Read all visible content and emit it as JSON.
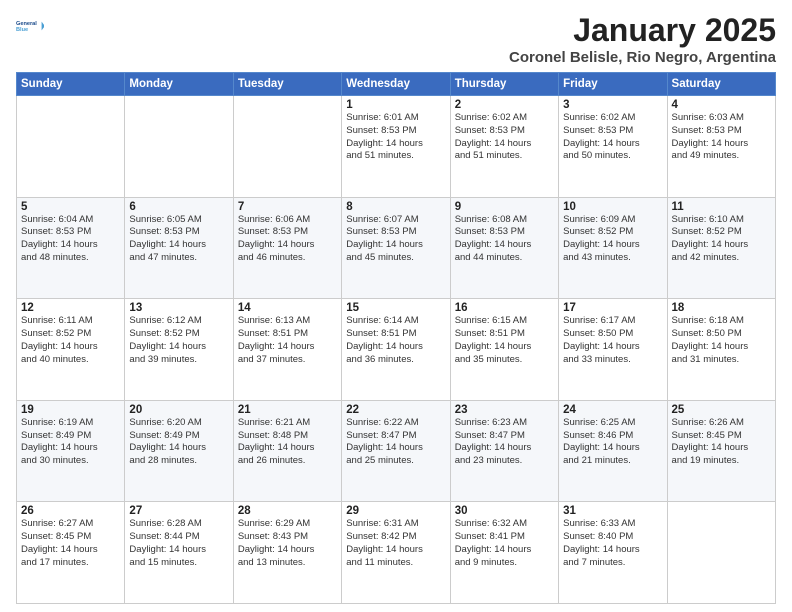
{
  "header": {
    "logo_line1": "General",
    "logo_line2": "Blue",
    "month": "January 2025",
    "location": "Coronel Belisle, Rio Negro, Argentina"
  },
  "days_of_week": [
    "Sunday",
    "Monday",
    "Tuesday",
    "Wednesday",
    "Thursday",
    "Friday",
    "Saturday"
  ],
  "weeks": [
    [
      {
        "day": "",
        "info": ""
      },
      {
        "day": "",
        "info": ""
      },
      {
        "day": "",
        "info": ""
      },
      {
        "day": "1",
        "info": "Sunrise: 6:01 AM\nSunset: 8:53 PM\nDaylight: 14 hours\nand 51 minutes."
      },
      {
        "day": "2",
        "info": "Sunrise: 6:02 AM\nSunset: 8:53 PM\nDaylight: 14 hours\nand 51 minutes."
      },
      {
        "day": "3",
        "info": "Sunrise: 6:02 AM\nSunset: 8:53 PM\nDaylight: 14 hours\nand 50 minutes."
      },
      {
        "day": "4",
        "info": "Sunrise: 6:03 AM\nSunset: 8:53 PM\nDaylight: 14 hours\nand 49 minutes."
      }
    ],
    [
      {
        "day": "5",
        "info": "Sunrise: 6:04 AM\nSunset: 8:53 PM\nDaylight: 14 hours\nand 48 minutes."
      },
      {
        "day": "6",
        "info": "Sunrise: 6:05 AM\nSunset: 8:53 PM\nDaylight: 14 hours\nand 47 minutes."
      },
      {
        "day": "7",
        "info": "Sunrise: 6:06 AM\nSunset: 8:53 PM\nDaylight: 14 hours\nand 46 minutes."
      },
      {
        "day": "8",
        "info": "Sunrise: 6:07 AM\nSunset: 8:53 PM\nDaylight: 14 hours\nand 45 minutes."
      },
      {
        "day": "9",
        "info": "Sunrise: 6:08 AM\nSunset: 8:53 PM\nDaylight: 14 hours\nand 44 minutes."
      },
      {
        "day": "10",
        "info": "Sunrise: 6:09 AM\nSunset: 8:52 PM\nDaylight: 14 hours\nand 43 minutes."
      },
      {
        "day": "11",
        "info": "Sunrise: 6:10 AM\nSunset: 8:52 PM\nDaylight: 14 hours\nand 42 minutes."
      }
    ],
    [
      {
        "day": "12",
        "info": "Sunrise: 6:11 AM\nSunset: 8:52 PM\nDaylight: 14 hours\nand 40 minutes."
      },
      {
        "day": "13",
        "info": "Sunrise: 6:12 AM\nSunset: 8:52 PM\nDaylight: 14 hours\nand 39 minutes."
      },
      {
        "day": "14",
        "info": "Sunrise: 6:13 AM\nSunset: 8:51 PM\nDaylight: 14 hours\nand 37 minutes."
      },
      {
        "day": "15",
        "info": "Sunrise: 6:14 AM\nSunset: 8:51 PM\nDaylight: 14 hours\nand 36 minutes."
      },
      {
        "day": "16",
        "info": "Sunrise: 6:15 AM\nSunset: 8:51 PM\nDaylight: 14 hours\nand 35 minutes."
      },
      {
        "day": "17",
        "info": "Sunrise: 6:17 AM\nSunset: 8:50 PM\nDaylight: 14 hours\nand 33 minutes."
      },
      {
        "day": "18",
        "info": "Sunrise: 6:18 AM\nSunset: 8:50 PM\nDaylight: 14 hours\nand 31 minutes."
      }
    ],
    [
      {
        "day": "19",
        "info": "Sunrise: 6:19 AM\nSunset: 8:49 PM\nDaylight: 14 hours\nand 30 minutes."
      },
      {
        "day": "20",
        "info": "Sunrise: 6:20 AM\nSunset: 8:49 PM\nDaylight: 14 hours\nand 28 minutes."
      },
      {
        "day": "21",
        "info": "Sunrise: 6:21 AM\nSunset: 8:48 PM\nDaylight: 14 hours\nand 26 minutes."
      },
      {
        "day": "22",
        "info": "Sunrise: 6:22 AM\nSunset: 8:47 PM\nDaylight: 14 hours\nand 25 minutes."
      },
      {
        "day": "23",
        "info": "Sunrise: 6:23 AM\nSunset: 8:47 PM\nDaylight: 14 hours\nand 23 minutes."
      },
      {
        "day": "24",
        "info": "Sunrise: 6:25 AM\nSunset: 8:46 PM\nDaylight: 14 hours\nand 21 minutes."
      },
      {
        "day": "25",
        "info": "Sunrise: 6:26 AM\nSunset: 8:45 PM\nDaylight: 14 hours\nand 19 minutes."
      }
    ],
    [
      {
        "day": "26",
        "info": "Sunrise: 6:27 AM\nSunset: 8:45 PM\nDaylight: 14 hours\nand 17 minutes."
      },
      {
        "day": "27",
        "info": "Sunrise: 6:28 AM\nSunset: 8:44 PM\nDaylight: 14 hours\nand 15 minutes."
      },
      {
        "day": "28",
        "info": "Sunrise: 6:29 AM\nSunset: 8:43 PM\nDaylight: 14 hours\nand 13 minutes."
      },
      {
        "day": "29",
        "info": "Sunrise: 6:31 AM\nSunset: 8:42 PM\nDaylight: 14 hours\nand 11 minutes."
      },
      {
        "day": "30",
        "info": "Sunrise: 6:32 AM\nSunset: 8:41 PM\nDaylight: 14 hours\nand 9 minutes."
      },
      {
        "day": "31",
        "info": "Sunrise: 6:33 AM\nSunset: 8:40 PM\nDaylight: 14 hours\nand 7 minutes."
      },
      {
        "day": "",
        "info": ""
      }
    ]
  ]
}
--
Aim of the exercise:
Restate each entry word for word, please, but drop any images it holds.

Task answer:
Read all visible content and emit it as JSON.
{
  "header": {
    "logo_line1": "General",
    "logo_line2": "Blue",
    "month": "January 2025",
    "location": "Coronel Belisle, Rio Negro, Argentina"
  },
  "days_of_week": [
    "Sunday",
    "Monday",
    "Tuesday",
    "Wednesday",
    "Thursday",
    "Friday",
    "Saturday"
  ],
  "weeks": [
    [
      {
        "day": "",
        "info": ""
      },
      {
        "day": "",
        "info": ""
      },
      {
        "day": "",
        "info": ""
      },
      {
        "day": "1",
        "info": "Sunrise: 6:01 AM\nSunset: 8:53 PM\nDaylight: 14 hours\nand 51 minutes."
      },
      {
        "day": "2",
        "info": "Sunrise: 6:02 AM\nSunset: 8:53 PM\nDaylight: 14 hours\nand 51 minutes."
      },
      {
        "day": "3",
        "info": "Sunrise: 6:02 AM\nSunset: 8:53 PM\nDaylight: 14 hours\nand 50 minutes."
      },
      {
        "day": "4",
        "info": "Sunrise: 6:03 AM\nSunset: 8:53 PM\nDaylight: 14 hours\nand 49 minutes."
      }
    ],
    [
      {
        "day": "5",
        "info": "Sunrise: 6:04 AM\nSunset: 8:53 PM\nDaylight: 14 hours\nand 48 minutes."
      },
      {
        "day": "6",
        "info": "Sunrise: 6:05 AM\nSunset: 8:53 PM\nDaylight: 14 hours\nand 47 minutes."
      },
      {
        "day": "7",
        "info": "Sunrise: 6:06 AM\nSunset: 8:53 PM\nDaylight: 14 hours\nand 46 minutes."
      },
      {
        "day": "8",
        "info": "Sunrise: 6:07 AM\nSunset: 8:53 PM\nDaylight: 14 hours\nand 45 minutes."
      },
      {
        "day": "9",
        "info": "Sunrise: 6:08 AM\nSunset: 8:53 PM\nDaylight: 14 hours\nand 44 minutes."
      },
      {
        "day": "10",
        "info": "Sunrise: 6:09 AM\nSunset: 8:52 PM\nDaylight: 14 hours\nand 43 minutes."
      },
      {
        "day": "11",
        "info": "Sunrise: 6:10 AM\nSunset: 8:52 PM\nDaylight: 14 hours\nand 42 minutes."
      }
    ],
    [
      {
        "day": "12",
        "info": "Sunrise: 6:11 AM\nSunset: 8:52 PM\nDaylight: 14 hours\nand 40 minutes."
      },
      {
        "day": "13",
        "info": "Sunrise: 6:12 AM\nSunset: 8:52 PM\nDaylight: 14 hours\nand 39 minutes."
      },
      {
        "day": "14",
        "info": "Sunrise: 6:13 AM\nSunset: 8:51 PM\nDaylight: 14 hours\nand 37 minutes."
      },
      {
        "day": "15",
        "info": "Sunrise: 6:14 AM\nSunset: 8:51 PM\nDaylight: 14 hours\nand 36 minutes."
      },
      {
        "day": "16",
        "info": "Sunrise: 6:15 AM\nSunset: 8:51 PM\nDaylight: 14 hours\nand 35 minutes."
      },
      {
        "day": "17",
        "info": "Sunrise: 6:17 AM\nSunset: 8:50 PM\nDaylight: 14 hours\nand 33 minutes."
      },
      {
        "day": "18",
        "info": "Sunrise: 6:18 AM\nSunset: 8:50 PM\nDaylight: 14 hours\nand 31 minutes."
      }
    ],
    [
      {
        "day": "19",
        "info": "Sunrise: 6:19 AM\nSunset: 8:49 PM\nDaylight: 14 hours\nand 30 minutes."
      },
      {
        "day": "20",
        "info": "Sunrise: 6:20 AM\nSunset: 8:49 PM\nDaylight: 14 hours\nand 28 minutes."
      },
      {
        "day": "21",
        "info": "Sunrise: 6:21 AM\nSunset: 8:48 PM\nDaylight: 14 hours\nand 26 minutes."
      },
      {
        "day": "22",
        "info": "Sunrise: 6:22 AM\nSunset: 8:47 PM\nDaylight: 14 hours\nand 25 minutes."
      },
      {
        "day": "23",
        "info": "Sunrise: 6:23 AM\nSunset: 8:47 PM\nDaylight: 14 hours\nand 23 minutes."
      },
      {
        "day": "24",
        "info": "Sunrise: 6:25 AM\nSunset: 8:46 PM\nDaylight: 14 hours\nand 21 minutes."
      },
      {
        "day": "25",
        "info": "Sunrise: 6:26 AM\nSunset: 8:45 PM\nDaylight: 14 hours\nand 19 minutes."
      }
    ],
    [
      {
        "day": "26",
        "info": "Sunrise: 6:27 AM\nSunset: 8:45 PM\nDaylight: 14 hours\nand 17 minutes."
      },
      {
        "day": "27",
        "info": "Sunrise: 6:28 AM\nSunset: 8:44 PM\nDaylight: 14 hours\nand 15 minutes."
      },
      {
        "day": "28",
        "info": "Sunrise: 6:29 AM\nSunset: 8:43 PM\nDaylight: 14 hours\nand 13 minutes."
      },
      {
        "day": "29",
        "info": "Sunrise: 6:31 AM\nSunset: 8:42 PM\nDaylight: 14 hours\nand 11 minutes."
      },
      {
        "day": "30",
        "info": "Sunrise: 6:32 AM\nSunset: 8:41 PM\nDaylight: 14 hours\nand 9 minutes."
      },
      {
        "day": "31",
        "info": "Sunrise: 6:33 AM\nSunset: 8:40 PM\nDaylight: 14 hours\nand 7 minutes."
      },
      {
        "day": "",
        "info": ""
      }
    ]
  ]
}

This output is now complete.